Exercise task: Pull out every line below that holds the word "changes".

Input records:
━━━━━━━━━━━━━━━━━━━━━━━━━━━━━━

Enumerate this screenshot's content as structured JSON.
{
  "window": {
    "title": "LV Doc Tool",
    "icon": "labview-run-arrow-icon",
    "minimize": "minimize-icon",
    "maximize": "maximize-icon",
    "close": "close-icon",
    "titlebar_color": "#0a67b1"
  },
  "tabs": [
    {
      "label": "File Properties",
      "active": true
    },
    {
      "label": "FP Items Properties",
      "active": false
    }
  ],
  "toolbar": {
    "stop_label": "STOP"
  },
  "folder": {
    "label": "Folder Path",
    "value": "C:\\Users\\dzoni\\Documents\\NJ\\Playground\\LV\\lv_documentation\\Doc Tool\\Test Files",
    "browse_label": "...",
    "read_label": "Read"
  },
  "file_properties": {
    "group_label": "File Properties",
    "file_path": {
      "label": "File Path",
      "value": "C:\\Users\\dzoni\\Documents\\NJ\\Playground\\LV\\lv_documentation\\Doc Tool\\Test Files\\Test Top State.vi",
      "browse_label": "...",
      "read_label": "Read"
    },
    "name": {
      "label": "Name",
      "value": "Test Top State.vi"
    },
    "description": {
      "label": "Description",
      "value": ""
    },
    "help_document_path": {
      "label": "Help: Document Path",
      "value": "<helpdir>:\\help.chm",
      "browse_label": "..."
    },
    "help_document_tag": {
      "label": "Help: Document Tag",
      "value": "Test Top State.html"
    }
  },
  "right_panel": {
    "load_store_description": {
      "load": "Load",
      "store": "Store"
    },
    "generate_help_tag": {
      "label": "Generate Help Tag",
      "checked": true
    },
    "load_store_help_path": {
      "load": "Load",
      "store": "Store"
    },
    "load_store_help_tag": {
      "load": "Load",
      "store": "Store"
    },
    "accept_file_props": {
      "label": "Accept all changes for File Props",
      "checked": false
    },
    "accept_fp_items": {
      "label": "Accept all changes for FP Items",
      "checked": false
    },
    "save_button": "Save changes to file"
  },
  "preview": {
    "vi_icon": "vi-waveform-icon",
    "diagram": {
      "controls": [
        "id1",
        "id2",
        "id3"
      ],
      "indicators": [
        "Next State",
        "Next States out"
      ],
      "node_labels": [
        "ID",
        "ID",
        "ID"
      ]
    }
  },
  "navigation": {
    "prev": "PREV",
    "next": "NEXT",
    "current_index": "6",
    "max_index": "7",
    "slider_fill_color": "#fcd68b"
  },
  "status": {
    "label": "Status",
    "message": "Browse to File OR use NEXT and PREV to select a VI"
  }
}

━━━━━━━━━━━━━━━━━━━━━━━━━━━━━━

Exercise result:
      "label": "Accept all changes for File Props",
      "label": "Accept all changes for FP Items",
    "save_button": "Save changes to file"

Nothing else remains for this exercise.